WHAT THIS TASK INVOLVES >> Transcribe every line of the listing below without any deviation.

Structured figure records
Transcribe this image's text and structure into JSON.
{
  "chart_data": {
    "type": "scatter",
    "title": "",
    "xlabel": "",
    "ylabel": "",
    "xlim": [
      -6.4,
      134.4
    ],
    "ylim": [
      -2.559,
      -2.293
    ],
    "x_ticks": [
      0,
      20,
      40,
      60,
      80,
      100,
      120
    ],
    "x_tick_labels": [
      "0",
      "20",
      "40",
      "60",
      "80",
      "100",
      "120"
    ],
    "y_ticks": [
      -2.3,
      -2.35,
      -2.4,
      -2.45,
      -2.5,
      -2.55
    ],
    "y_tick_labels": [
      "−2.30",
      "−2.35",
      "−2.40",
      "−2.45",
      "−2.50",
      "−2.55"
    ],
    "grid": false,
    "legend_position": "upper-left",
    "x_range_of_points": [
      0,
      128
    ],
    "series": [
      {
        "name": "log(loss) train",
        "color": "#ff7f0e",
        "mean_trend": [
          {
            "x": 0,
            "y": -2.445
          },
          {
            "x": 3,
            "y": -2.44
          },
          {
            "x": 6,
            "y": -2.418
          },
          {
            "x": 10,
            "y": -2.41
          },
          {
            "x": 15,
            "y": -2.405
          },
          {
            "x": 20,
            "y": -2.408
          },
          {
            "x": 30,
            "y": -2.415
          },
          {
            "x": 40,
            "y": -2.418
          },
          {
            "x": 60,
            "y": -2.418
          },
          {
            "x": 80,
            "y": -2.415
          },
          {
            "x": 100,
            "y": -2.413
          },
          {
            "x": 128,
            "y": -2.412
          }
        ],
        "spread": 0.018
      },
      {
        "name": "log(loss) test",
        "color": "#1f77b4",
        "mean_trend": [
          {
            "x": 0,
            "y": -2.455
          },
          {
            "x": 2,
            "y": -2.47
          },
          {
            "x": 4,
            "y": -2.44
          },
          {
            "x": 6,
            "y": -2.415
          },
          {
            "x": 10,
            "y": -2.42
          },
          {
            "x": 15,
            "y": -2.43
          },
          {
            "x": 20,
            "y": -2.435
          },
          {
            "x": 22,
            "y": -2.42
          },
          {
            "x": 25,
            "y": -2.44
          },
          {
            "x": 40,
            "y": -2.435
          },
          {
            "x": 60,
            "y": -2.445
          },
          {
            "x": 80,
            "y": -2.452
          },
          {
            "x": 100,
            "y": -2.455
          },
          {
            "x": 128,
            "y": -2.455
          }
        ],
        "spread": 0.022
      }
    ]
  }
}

OUTPUT >>
Transcribe this image's text and structure into JSON.
{
  "chart_data": {
    "type": "scatter",
    "title": "",
    "xlabel": "",
    "ylabel": "",
    "xlim": [
      -6.4,
      134.4
    ],
    "ylim": [
      -2.559,
      -2.293
    ],
    "x_ticks": [
      0,
      20,
      40,
      60,
      80,
      100,
      120
    ],
    "x_tick_labels": [
      "0",
      "20",
      "40",
      "60",
      "80",
      "100",
      "120"
    ],
    "y_ticks": [
      -2.3,
      -2.35,
      -2.4,
      -2.45,
      -2.5,
      -2.55
    ],
    "y_tick_labels": [
      "−2.30",
      "−2.35",
      "−2.40",
      "−2.45",
      "−2.50",
      "−2.55"
    ],
    "grid": false,
    "legend_position": "upper-left",
    "x_range_of_points": [
      0,
      128
    ],
    "series": [
      {
        "name": "log(loss) train",
        "color": "#ff7f0e",
        "mean_trend": [
          {
            "x": 0,
            "y": -2.445
          },
          {
            "x": 3,
            "y": -2.44
          },
          {
            "x": 6,
            "y": -2.418
          },
          {
            "x": 10,
            "y": -2.41
          },
          {
            "x": 15,
            "y": -2.405
          },
          {
            "x": 20,
            "y": -2.408
          },
          {
            "x": 30,
            "y": -2.415
          },
          {
            "x": 40,
            "y": -2.418
          },
          {
            "x": 60,
            "y": -2.418
          },
          {
            "x": 80,
            "y": -2.415
          },
          {
            "x": 100,
            "y": -2.413
          },
          {
            "x": 128,
            "y": -2.412
          }
        ],
        "spread": 0.018
      },
      {
        "name": "log(loss) test",
        "color": "#1f77b4",
        "mean_trend": [
          {
            "x": 0,
            "y": -2.455
          },
          {
            "x": 2,
            "y": -2.47
          },
          {
            "x": 4,
            "y": -2.44
          },
          {
            "x": 6,
            "y": -2.415
          },
          {
            "x": 10,
            "y": -2.42
          },
          {
            "x": 15,
            "y": -2.43
          },
          {
            "x": 20,
            "y": -2.435
          },
          {
            "x": 22,
            "y": -2.42
          },
          {
            "x": 25,
            "y": -2.44
          },
          {
            "x": 40,
            "y": -2.435
          },
          {
            "x": 60,
            "y": -2.445
          },
          {
            "x": 80,
            "y": -2.452
          },
          {
            "x": 100,
            "y": -2.455
          },
          {
            "x": 128,
            "y": -2.455
          }
        ],
        "spread": 0.022
      }
    ]
  }
}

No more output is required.